-- Start Text block --

Here we simplify things a little by eliminating the standardization process, and just assume that each of $m$ SN types have luminosities that follow their own distributions. We also introduce group membership as a latent parameter.

Based on the model written out below, draw a PGM and come up with a more complete narration of what's going on than is provided above.

Some priors on $q_i$, $\bar{L}_i$, $\sigma_i$, for $i=1,\ldots,m$.

For each SN observed,

$g \sim \mathrm{Multinomial}(\mathbf{q})$ (sometimes measured)
$L \sim \mathrm{Normal}(\bar{L}_g, \sigma_g)$
$\mu = C\,L$, with $C$ a known constant
$N \sim \mathrm{Poisson}(\mu)$ (measured)

Hierarchical models for linear regression

An extremely common task is fitting a linear model to data that have measurement uncertainties in both the $x$ and $y$ values, and intrinsic scatter. Non-Bayesian approaches were developed in the 90's, but have serious flaws (e.g., they cannot fit for the scatter), whereas this problem is neatly addressed by hierarchical modeling (see exercises).

-- End Text block --
-- Start Entries --

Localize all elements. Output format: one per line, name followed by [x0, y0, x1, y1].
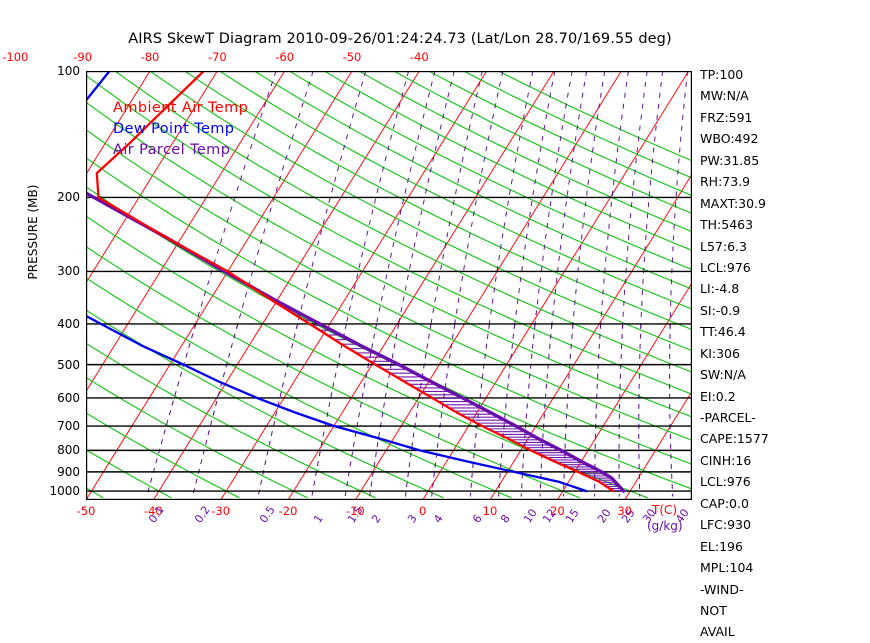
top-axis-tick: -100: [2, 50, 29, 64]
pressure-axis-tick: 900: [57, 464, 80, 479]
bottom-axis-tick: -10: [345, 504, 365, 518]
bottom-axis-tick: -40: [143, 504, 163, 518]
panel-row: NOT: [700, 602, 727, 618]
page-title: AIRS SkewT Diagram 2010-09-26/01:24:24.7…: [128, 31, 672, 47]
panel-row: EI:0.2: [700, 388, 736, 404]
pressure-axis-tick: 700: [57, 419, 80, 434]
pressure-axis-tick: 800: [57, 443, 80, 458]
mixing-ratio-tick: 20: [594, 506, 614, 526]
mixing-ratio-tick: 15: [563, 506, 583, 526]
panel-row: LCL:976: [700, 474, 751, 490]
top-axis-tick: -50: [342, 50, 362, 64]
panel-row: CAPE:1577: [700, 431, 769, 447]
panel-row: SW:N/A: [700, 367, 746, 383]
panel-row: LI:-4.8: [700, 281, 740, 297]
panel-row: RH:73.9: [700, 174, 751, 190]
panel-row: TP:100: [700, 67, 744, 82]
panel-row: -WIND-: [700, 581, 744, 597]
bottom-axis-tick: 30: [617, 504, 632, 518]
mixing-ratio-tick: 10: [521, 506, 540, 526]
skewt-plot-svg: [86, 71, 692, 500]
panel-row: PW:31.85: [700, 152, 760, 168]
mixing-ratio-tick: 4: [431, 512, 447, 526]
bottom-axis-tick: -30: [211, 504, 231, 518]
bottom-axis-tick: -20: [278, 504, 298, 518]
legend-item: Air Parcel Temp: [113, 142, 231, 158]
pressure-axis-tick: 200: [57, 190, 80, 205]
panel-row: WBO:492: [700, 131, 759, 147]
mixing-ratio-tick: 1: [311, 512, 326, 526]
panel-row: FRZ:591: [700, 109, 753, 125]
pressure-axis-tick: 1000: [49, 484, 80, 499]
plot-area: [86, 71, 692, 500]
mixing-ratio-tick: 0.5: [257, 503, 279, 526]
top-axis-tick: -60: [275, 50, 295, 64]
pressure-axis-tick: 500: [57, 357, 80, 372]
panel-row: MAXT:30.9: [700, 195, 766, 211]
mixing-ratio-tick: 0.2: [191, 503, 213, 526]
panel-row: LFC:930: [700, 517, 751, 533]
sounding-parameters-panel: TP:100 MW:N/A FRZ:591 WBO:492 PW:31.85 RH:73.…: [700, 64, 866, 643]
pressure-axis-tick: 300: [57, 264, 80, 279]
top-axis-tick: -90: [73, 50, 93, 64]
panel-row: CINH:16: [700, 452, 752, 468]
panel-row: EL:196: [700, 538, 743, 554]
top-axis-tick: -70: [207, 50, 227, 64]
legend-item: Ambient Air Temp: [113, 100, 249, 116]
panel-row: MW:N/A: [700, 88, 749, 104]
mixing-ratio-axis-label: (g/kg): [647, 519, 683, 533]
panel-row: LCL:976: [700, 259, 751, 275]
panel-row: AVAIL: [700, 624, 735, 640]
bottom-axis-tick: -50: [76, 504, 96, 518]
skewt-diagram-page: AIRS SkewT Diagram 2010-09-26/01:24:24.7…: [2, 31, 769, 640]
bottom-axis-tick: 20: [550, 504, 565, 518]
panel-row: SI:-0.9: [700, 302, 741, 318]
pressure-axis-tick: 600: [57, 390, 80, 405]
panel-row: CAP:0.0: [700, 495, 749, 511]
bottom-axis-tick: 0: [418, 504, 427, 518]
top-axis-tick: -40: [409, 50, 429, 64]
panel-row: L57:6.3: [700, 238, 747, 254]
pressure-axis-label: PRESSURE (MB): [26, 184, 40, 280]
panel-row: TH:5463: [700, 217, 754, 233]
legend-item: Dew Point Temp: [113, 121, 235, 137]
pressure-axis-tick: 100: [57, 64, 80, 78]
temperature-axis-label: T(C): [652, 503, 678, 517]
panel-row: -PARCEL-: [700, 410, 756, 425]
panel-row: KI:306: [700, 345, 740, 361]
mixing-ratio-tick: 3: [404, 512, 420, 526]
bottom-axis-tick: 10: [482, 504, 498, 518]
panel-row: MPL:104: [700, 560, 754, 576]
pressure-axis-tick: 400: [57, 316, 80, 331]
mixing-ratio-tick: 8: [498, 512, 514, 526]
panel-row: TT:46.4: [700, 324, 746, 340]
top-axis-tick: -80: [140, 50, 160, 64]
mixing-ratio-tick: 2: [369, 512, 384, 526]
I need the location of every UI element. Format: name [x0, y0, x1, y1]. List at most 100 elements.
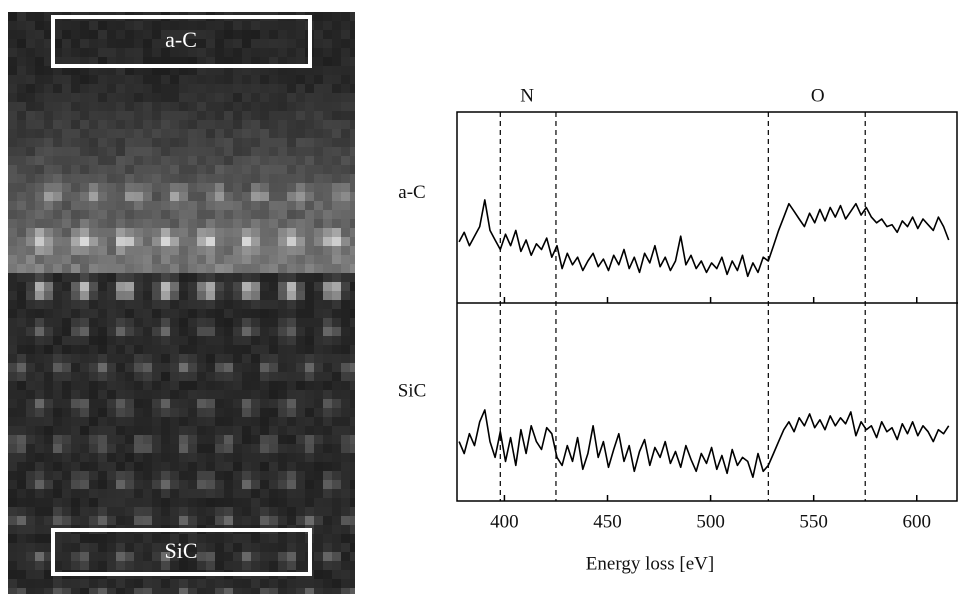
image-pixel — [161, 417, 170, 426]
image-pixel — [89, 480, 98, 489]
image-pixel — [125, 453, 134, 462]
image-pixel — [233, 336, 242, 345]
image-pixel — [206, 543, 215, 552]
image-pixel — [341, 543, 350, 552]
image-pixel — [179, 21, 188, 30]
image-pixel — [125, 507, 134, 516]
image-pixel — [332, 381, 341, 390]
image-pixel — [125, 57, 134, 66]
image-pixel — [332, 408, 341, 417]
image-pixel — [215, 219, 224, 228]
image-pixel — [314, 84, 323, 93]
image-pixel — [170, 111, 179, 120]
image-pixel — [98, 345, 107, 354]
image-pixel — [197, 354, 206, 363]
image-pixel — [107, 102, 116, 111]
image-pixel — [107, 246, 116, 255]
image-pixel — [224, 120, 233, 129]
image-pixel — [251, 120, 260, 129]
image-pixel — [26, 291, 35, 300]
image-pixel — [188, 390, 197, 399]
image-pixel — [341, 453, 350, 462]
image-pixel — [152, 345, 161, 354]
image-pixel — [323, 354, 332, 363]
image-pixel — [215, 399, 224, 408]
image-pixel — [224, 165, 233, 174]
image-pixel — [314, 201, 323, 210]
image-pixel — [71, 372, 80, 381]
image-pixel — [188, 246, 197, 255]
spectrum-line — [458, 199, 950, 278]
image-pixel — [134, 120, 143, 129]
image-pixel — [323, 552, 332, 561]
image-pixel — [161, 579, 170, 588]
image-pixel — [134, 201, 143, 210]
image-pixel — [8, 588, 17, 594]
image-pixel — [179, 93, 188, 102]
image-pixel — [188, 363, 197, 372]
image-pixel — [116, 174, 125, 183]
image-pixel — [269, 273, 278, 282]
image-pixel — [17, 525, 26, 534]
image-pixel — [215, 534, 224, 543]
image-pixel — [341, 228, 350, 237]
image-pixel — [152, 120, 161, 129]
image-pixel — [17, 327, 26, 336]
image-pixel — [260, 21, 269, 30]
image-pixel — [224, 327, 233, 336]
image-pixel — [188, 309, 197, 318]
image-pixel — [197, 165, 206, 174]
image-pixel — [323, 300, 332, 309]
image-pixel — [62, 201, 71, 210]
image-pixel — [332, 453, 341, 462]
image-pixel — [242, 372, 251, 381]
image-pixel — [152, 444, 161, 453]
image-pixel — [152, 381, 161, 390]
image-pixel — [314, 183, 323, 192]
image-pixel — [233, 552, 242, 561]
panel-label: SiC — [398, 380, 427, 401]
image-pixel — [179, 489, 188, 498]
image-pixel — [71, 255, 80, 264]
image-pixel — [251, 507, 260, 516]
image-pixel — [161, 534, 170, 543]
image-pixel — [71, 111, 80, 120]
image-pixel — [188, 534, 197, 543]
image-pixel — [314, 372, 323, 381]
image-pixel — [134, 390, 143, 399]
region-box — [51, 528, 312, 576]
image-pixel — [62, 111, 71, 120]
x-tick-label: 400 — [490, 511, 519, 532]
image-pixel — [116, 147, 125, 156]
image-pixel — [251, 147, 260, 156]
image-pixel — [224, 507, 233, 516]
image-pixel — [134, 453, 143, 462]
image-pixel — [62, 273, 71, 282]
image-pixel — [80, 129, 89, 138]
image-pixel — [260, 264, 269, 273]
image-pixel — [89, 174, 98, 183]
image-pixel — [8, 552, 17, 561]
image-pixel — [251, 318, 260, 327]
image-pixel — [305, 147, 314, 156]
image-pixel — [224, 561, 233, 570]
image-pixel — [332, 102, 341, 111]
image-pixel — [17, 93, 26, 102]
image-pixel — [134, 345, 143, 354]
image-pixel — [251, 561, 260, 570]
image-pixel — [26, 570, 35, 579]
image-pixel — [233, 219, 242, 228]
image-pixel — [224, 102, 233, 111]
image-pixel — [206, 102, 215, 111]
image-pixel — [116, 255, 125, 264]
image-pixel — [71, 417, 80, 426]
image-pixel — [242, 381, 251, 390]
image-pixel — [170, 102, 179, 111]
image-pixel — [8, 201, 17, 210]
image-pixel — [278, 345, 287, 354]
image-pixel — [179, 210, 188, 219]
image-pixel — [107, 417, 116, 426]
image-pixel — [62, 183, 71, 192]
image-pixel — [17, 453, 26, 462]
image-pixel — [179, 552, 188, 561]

-- End Entries --

The exercise: Reproduce the hierarchical modeling text word for word, between "Some priors on" and "modeling (see exercises).", inclusive.

Solution to this exercise:
Some priors on $q_i$, $\bar{L}_i$, $\sigma_i$, for $i=1,\ldots,m$.

For each SN observed,

$g \sim \mathrm{Multinomial}(\mathbf{q})$ (sometimes measured)
$L \sim \mathrm{Normal}(\bar{L}_g, \sigma_g)$
$\mu = C\,L$, with $C$ a known constant
$N \sim \mathrm{Poisson}(\mu)$ (measured)

Hierarchical models for linear regression

An extremely common task is fitting a linear model to data that have measurement uncertainties in both the $x$ and $y$ values, and intrinsic scatter. Non-Bayesian approaches were developed in the 90's, but have serious flaws (e.g., they cannot fit for the scatter), whereas this problem is neatly addressed by hierarchical modeling (see exercises).